-- Start of Material provided --

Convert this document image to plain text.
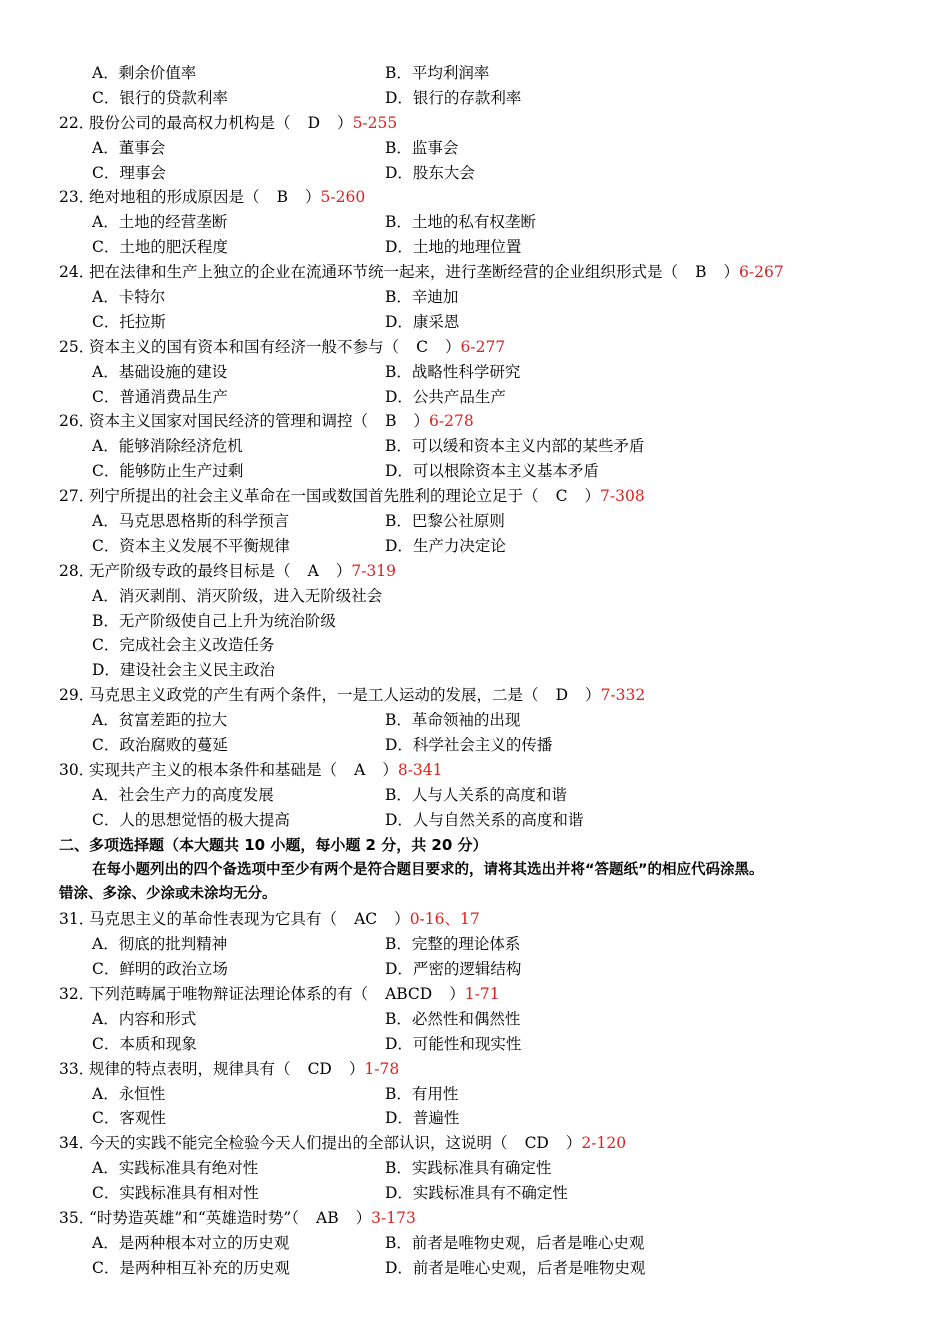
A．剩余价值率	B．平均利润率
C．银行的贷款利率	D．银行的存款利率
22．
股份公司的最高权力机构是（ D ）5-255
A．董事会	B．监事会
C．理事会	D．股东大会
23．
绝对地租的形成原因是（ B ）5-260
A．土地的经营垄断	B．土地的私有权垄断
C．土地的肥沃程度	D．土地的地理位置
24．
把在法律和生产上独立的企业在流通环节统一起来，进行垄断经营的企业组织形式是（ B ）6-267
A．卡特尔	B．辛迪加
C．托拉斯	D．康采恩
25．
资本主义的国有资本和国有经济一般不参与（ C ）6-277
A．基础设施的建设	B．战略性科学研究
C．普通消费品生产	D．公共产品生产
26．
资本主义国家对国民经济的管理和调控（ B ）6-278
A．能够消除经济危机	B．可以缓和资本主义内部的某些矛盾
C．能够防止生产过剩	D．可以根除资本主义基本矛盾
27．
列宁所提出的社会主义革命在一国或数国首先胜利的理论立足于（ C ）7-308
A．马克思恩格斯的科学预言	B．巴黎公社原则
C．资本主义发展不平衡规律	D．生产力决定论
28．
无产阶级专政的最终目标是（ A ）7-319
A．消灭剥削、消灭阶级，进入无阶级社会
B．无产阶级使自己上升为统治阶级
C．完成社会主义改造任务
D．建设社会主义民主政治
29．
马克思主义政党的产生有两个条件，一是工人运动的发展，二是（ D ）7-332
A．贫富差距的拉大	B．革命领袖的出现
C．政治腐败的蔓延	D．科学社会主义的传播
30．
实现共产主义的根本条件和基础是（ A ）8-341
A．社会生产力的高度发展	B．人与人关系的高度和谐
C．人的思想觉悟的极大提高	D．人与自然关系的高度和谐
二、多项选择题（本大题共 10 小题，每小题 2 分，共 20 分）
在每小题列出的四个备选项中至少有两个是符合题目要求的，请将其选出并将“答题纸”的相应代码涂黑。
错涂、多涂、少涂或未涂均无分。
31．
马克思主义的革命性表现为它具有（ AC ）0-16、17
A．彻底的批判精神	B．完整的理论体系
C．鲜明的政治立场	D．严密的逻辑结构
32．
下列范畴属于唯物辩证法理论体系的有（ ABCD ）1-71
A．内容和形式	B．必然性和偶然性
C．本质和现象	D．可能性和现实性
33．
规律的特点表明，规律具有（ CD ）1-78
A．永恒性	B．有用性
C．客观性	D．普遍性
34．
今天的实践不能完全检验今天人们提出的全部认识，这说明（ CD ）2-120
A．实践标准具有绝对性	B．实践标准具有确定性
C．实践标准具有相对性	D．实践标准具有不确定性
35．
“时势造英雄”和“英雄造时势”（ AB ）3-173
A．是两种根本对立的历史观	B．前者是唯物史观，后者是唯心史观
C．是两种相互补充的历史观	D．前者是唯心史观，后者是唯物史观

-- End of Material provided --

• [Requirements]
Quote every line word for word and keep the images out of the copy.

• [Correct response]
Convert this document image to plain text.
A．剩余价值率	B．平均利润率
C．银行的贷款利率	D．银行的存款利率
22．
股份公司的最高权力机构是（ D ）5-255
A．董事会	B．监事会
C．理事会	D．股东大会
23．
绝对地租的形成原因是（ B ）5-260
A．土地的经营垄断	B．土地的私有权垄断
C．土地的肥沃程度	D．土地的地理位置
24．
把在法律和生产上独立的企业在流通环节统一起来，进行垄断经营的企业组织形式是（ B ）6-267
A．卡特尔	B．辛迪加
C．托拉斯	D．康采恩
25．
资本主义的国有资本和国有经济一般不参与（ C ）6-277
A．基础设施的建设	B．战略性科学研究
C．普通消费品生产	D．公共产品生产
26．
资本主义国家对国民经济的管理和调控（ B ）6-278
A．能够消除经济危机	B．可以缓和资本主义内部的某些矛盾
C．能够防止生产过剩	D．可以根除资本主义基本矛盾
27．
列宁所提出的社会主义革命在一国或数国首先胜利的理论立足于（ C ）7-308
A．马克思恩格斯的科学预言	B．巴黎公社原则
C．资本主义发展不平衡规律	D．生产力决定论
28．
无产阶级专政的最终目标是（ A ）7-319
A．消灭剥削、消灭阶级，进入无阶级社会
B．无产阶级使自己上升为统治阶级
C．完成社会主义改造任务
D．建设社会主义民主政治
29．
马克思主义政党的产生有两个条件，一是工人运动的发展，二是（ D ）7-332
A．贫富差距的拉大	B．革命领袖的出现
C．政治腐败的蔓延	D．科学社会主义的传播
30．
实现共产主义的根本条件和基础是（ A ）8-341
A．社会生产力的高度发展	B．人与人关系的高度和谐
C．人的思想觉悟的极大提高	D．人与自然关系的高度和谐
二、多项选择题（本大题共 10 小题，每小题 2 分，共 20 分）
在每小题列出的四个备选项中至少有两个是符合题目要求的，请将其选出并将“答题纸”的相应代码涂黑。
错涂、多涂、少涂或未涂均无分。
31．
马克思主义的革命性表现为它具有（ AC ）0-16、17
A．彻底的批判精神	B．完整的理论体系
C．鲜明的政治立场	D．严密的逻辑结构
32．
下列范畴属于唯物辩证法理论体系的有（ ABCD ）1-71
A．内容和形式	B．必然性和偶然性
C．本质和现象	D．可能性和现实性
33．
规律的特点表明，规律具有（ CD ）1-78
A．永恒性	B．有用性
C．客观性	D．普遍性
34．
今天的实践不能完全检验今天人们提出的全部认识，这说明（ CD ）2-120
A．实践标准具有绝对性	B．实践标准具有确定性
C．实践标准具有相对性	D．实践标准具有不确定性
35．
“时势造英雄”和“英雄造时势”（ AB ）3-173
A．是两种根本对立的历史观	B．前者是唯物史观，后者是唯心史观
C．是两种相互补充的历史观	D．前者是唯心史观，后者是唯物史观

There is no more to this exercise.